#### EXTRACTED TEXT:
'''
So, it's my own fault...I really want to be involved in my community. But I am seeing that, unfortunately, it's the same people over and over again who volunteer for things and then get burnt out from lack of help. I am already getting burnt out. I see now that I need to quickly re-prioritize and hold onto only the things I LOVE, and regretfully say "No" to the things I don't.

Ever felt this way? How did you get back on track to spend more time with your family and get your priorities straight?

I need a nap just thinking about it...

Monday, January 11, 2010

Loss - In Memory

I lost an old friend this past weekend.

A son. A brother. An uncle. A grandson.

Vicki called me on Friday night to tell me bad news. I knew from the tone of her voice something was wrong, but you always expect that it's a grandparent, someone older, who has passed, but not this! Clayton had been killed in a car accident!

And then the breath leaves your body and you must sit down.

I didn't even believe it for the longest time. Something like that can't be real. It's too sudden.

But yesterday I went to the church for visitation. Standing at his casket, noticing every detail of where makeup (ineffectively) covered the bruises on his face, his hands. And I sobbed and had to step away.

I stepped away to the display of photos . There was a cute one with him holding a spotted pink-earred elephant when he was only 2 or 3 years old, school pictures with that long hair we all remember, some from his brothers wedding, many with his parents and grandparents and friends.

And one picture of me. Standing next to him at his highschool graduation. And I remember he didn't speak to me that entire night. Barely spoke to me for weeks prior. We broke up and I started seeing someone else. He promised me he'd never speak to me again if I dated this person. But he still wanted me at his grad. I was so confused and heart-broken, even though the heartbreak was my own fault. Years later, when I saw him last, he still didn't speak to me. It hurts when I think of how our friendship ended way back then. But he was a person who held secrets dear and kept his promises.
'''
#### PARTS OF THE EXERCISE:
(1) Reproduce the stretch of the blog post from "Vicki called me" through "to step away.".
(2) For each statement, say yes or no depending on whether it agrees with the blog post, and quote the words of the blog post that decide it. (a) Vicki phoned the writer on a Friday night with the news. (b) Clayton died of an illness. (c) At his high school graduation, he talked with the writer all night.

#### PROVIDED RECORDS:
'''
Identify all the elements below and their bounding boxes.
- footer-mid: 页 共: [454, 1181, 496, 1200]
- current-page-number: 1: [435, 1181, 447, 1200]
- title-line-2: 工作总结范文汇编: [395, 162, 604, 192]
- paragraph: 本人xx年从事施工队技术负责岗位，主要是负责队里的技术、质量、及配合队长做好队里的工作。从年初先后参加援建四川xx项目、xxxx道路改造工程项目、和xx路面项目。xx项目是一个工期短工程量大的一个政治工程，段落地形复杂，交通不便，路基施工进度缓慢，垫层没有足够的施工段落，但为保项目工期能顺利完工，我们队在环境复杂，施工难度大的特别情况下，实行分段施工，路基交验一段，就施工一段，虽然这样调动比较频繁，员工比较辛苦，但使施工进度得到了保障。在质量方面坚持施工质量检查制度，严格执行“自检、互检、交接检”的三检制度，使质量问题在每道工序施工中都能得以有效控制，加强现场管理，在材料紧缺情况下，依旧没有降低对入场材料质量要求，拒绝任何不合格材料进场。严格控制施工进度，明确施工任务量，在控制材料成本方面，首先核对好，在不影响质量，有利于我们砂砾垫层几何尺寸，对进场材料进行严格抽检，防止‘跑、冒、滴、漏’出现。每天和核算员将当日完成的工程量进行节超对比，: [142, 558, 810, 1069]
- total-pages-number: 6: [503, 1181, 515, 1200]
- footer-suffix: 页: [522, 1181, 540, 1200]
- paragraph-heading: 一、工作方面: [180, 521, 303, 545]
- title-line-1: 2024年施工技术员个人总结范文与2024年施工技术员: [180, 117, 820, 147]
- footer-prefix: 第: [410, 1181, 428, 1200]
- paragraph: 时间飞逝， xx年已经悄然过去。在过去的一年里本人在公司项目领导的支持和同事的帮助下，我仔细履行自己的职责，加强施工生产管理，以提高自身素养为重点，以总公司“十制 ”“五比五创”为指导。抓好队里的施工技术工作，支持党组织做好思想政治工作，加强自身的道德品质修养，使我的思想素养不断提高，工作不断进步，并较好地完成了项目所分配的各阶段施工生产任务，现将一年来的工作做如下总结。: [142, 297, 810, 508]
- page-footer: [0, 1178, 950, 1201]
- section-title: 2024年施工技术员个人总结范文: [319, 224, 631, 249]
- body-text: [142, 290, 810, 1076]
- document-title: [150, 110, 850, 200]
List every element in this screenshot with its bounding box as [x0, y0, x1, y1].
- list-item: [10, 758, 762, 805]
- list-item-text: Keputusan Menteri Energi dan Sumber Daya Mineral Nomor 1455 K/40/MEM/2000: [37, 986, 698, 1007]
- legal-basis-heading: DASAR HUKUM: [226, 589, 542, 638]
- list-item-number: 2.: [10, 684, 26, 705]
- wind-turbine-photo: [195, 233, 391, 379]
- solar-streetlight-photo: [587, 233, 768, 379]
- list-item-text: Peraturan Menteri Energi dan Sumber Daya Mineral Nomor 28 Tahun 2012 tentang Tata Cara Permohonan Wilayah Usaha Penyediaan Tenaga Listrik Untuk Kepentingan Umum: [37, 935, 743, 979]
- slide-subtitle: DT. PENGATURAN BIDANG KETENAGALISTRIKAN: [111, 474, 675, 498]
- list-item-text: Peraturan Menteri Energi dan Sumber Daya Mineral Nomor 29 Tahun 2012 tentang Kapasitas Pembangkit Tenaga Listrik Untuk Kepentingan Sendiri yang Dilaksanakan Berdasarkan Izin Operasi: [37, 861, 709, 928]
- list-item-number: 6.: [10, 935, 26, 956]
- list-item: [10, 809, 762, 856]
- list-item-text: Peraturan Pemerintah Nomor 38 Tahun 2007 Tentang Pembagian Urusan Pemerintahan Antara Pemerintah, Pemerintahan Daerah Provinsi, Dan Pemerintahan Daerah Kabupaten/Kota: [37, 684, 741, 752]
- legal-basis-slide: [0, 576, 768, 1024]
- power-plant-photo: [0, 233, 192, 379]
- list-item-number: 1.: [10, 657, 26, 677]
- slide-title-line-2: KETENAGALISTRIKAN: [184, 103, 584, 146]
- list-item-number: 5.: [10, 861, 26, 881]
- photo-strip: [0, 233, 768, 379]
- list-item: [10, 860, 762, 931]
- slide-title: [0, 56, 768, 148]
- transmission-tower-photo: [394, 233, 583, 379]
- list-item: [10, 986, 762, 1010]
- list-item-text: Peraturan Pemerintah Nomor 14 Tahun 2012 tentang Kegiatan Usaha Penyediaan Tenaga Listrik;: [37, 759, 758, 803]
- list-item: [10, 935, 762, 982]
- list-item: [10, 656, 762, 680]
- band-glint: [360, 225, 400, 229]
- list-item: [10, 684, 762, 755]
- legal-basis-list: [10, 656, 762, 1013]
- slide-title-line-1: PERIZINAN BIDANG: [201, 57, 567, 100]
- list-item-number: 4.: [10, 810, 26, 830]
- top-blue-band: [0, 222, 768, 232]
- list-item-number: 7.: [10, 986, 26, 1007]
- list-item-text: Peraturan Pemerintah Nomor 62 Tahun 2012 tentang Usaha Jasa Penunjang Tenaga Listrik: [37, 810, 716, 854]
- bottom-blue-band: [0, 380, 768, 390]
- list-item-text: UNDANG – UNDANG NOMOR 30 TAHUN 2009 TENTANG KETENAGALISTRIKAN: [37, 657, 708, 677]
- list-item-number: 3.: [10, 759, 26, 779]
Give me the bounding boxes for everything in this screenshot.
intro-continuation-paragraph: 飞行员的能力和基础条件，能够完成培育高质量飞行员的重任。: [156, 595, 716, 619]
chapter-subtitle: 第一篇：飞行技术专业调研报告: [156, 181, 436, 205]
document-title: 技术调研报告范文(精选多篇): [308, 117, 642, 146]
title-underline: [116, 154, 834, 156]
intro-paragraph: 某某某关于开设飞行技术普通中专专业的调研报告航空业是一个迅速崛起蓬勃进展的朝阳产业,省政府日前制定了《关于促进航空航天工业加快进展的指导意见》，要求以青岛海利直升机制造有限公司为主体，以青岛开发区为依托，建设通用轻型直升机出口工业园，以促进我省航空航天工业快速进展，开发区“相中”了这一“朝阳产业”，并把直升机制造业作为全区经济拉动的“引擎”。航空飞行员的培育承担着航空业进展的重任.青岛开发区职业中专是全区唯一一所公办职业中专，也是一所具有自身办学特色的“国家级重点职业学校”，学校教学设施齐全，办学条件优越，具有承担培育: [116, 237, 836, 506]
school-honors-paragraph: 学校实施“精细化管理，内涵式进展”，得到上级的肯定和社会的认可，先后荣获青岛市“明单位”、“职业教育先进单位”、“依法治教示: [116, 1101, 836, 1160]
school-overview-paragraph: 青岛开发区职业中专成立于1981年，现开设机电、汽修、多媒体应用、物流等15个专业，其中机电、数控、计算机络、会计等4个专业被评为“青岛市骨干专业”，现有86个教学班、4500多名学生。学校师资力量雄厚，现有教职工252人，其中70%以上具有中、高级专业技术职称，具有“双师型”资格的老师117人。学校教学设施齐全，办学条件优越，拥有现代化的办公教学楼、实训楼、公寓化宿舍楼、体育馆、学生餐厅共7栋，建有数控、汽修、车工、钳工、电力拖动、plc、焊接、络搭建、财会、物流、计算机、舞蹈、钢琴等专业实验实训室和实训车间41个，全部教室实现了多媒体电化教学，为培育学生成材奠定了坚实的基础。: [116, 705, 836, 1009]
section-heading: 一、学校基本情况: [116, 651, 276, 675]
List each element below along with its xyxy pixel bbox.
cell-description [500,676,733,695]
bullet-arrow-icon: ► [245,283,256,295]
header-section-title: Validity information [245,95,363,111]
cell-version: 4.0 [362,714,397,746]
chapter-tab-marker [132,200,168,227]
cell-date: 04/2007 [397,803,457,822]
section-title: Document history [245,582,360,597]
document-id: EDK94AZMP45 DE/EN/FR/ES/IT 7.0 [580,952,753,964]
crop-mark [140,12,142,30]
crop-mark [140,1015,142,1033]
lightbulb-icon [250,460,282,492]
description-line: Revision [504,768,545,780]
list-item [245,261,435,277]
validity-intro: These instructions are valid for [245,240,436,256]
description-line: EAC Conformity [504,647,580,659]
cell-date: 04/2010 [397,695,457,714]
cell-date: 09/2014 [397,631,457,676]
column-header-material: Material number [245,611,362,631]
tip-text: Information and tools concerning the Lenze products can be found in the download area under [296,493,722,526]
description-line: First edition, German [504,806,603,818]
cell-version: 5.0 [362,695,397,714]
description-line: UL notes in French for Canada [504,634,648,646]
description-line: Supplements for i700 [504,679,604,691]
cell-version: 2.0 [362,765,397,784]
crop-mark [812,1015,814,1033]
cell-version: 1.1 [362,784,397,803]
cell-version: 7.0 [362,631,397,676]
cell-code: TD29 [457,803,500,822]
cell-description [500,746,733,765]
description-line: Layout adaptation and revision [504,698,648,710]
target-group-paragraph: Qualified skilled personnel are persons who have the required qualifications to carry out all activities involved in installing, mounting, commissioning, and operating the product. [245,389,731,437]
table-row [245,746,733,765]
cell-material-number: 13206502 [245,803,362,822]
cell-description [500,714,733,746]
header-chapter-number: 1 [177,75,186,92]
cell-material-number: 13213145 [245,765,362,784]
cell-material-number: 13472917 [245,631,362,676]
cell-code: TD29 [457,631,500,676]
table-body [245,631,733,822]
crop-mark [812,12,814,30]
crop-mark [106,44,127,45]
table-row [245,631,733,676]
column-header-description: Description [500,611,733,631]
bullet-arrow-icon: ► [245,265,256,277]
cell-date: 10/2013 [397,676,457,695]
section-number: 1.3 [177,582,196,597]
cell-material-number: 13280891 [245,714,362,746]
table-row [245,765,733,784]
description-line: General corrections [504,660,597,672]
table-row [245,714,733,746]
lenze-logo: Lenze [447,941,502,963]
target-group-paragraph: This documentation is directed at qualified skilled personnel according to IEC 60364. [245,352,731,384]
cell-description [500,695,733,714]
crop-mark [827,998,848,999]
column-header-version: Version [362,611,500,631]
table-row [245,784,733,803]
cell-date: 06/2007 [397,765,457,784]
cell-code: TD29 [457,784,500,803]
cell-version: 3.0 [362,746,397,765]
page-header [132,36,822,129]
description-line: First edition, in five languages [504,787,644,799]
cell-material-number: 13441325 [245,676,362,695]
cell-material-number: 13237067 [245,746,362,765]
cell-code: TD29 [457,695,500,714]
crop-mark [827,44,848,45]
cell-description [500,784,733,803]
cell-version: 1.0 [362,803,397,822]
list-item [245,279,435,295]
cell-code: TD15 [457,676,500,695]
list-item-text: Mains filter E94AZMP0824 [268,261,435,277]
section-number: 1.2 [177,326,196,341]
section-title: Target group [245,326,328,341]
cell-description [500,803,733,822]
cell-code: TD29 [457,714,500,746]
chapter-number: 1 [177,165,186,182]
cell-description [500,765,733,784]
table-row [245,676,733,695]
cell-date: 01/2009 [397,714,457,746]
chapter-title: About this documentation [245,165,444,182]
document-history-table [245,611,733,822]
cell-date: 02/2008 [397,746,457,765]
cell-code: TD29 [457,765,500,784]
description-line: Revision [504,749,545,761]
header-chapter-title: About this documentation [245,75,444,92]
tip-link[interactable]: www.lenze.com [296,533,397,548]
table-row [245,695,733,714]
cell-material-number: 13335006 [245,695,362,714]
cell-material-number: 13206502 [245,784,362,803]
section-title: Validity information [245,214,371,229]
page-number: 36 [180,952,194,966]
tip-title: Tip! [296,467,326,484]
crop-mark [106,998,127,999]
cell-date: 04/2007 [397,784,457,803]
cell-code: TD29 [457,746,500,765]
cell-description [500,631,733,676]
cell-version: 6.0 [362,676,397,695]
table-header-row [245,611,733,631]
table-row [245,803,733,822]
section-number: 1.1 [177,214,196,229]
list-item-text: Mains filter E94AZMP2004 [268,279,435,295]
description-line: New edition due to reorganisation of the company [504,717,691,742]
'''
#### EXPECTED RESPONSES:
(1)
Vicki called me on Friday night to tell me bad news. I knew from the tone of her voice something was wrong, but you always expect that it's a grandparent, someone older, who has passed, but not this! Clayton had been killed in a car accident!

And then the breath leaves your body and you must sit down.

I didn't even believe it for the longest time. Something like that can't be real. It's too sudden.

But yesterday I went to the church for visitation. Standing at his casket, noticing every detail of where makeup (ineffectively) covered the bruises on his face, his hands. And I sobbed and had to step away.

(2)
(a) Yes: "Vicki called me on Friday night to tell me bad news."
(b) No: "Clayton had been killed in a car accident!"
(c) No: "And I remember he didn't speak to me that entire night."